__Written instruction__:
Here are some entries; quote each one exactly.

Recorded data
──────────────────────────────

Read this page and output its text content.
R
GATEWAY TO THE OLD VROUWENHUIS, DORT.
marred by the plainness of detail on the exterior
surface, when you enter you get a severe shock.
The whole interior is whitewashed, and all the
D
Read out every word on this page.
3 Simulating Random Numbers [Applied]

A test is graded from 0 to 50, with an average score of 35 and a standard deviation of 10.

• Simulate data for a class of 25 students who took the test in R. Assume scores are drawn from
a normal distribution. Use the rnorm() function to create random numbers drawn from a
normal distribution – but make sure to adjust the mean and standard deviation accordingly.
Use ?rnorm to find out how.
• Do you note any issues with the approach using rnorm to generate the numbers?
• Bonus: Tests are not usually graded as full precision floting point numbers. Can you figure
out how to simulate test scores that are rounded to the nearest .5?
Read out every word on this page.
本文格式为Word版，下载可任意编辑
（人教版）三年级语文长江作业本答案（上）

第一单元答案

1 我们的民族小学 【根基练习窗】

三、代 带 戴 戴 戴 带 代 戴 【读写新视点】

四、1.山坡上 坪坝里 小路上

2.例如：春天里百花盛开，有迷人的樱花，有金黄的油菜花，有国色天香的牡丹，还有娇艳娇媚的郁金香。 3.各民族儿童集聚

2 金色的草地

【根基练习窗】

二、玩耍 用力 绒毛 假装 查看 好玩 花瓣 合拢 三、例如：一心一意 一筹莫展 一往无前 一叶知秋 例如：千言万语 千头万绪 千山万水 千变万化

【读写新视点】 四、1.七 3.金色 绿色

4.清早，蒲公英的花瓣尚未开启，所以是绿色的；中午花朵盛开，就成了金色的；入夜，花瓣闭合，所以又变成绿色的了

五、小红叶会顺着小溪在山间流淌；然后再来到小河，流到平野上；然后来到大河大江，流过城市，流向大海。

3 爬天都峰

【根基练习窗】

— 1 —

──────────────────────────────

__The completed task__:
Read this page and output its text content.
R
GATEWAY TO THE OLD VROUWENHUIS, DORT.
marred by the plainness of detail on the exterior
surface, when you enter you get a severe shock.
The whole interior is whitewashed, and all the
D
Read out every word on this page.
3 Simulating Random Numbers [Applied]

A test is graded from 0 to 50, with an average score of 35 and a standard deviation of 10.

• Simulate data for a class of 25 students who took the test in R. Assume scores are drawn from
a normal distribution. Use the rnorm() function to create random numbers drawn from a
normal distribution – but make sure to adjust the mean and standard deviation accordingly.
Use ?rnorm to find out how.
• Do you note any issues with the approach using rnorm to generate the numbers?
• Bonus: Tests are not usually graded as full precision floting point numbers. Can you figure
out how to simulate test scores that are rounded to the nearest .5?
Read out every word on this page.
本文格式为Word版，下载可任意编辑
（人教版）三年级语文长江作业本答案（上）

第一单元答案

1 我们的民族小学 【根基练习窗】

三、代 带 戴 戴 戴 带 代 戴 【读写新视点】

四、1.山坡上 坪坝里 小路上

2.例如：春天里百花盛开，有迷人的樱花，有金黄的油菜花，有国色天香的牡丹，还有娇艳娇媚的郁金香。 3.各民族儿童集聚

2 金色的草地

【根基练习窗】

二、玩耍 用力 绒毛 假装 查看 好玩 花瓣 合拢 三、例如：一心一意 一筹莫展 一往无前 一叶知秋 例如：千言万语 千头万绪 千山万水 千变万化

【读写新视点】 四、1.七 3.金色 绿色

4.清早，蒲公英的花瓣尚未开启，所以是绿色的；中午花朵盛开，就成了金色的；入夜，花瓣闭合，所以又变成绿色的了

五、小红叶会顺着小溪在山间流淌；然后再来到小河，流到平野上；然后来到大河大江，流过城市，流向大海。

3 爬天都峰

【根基练习窗】

— 1 —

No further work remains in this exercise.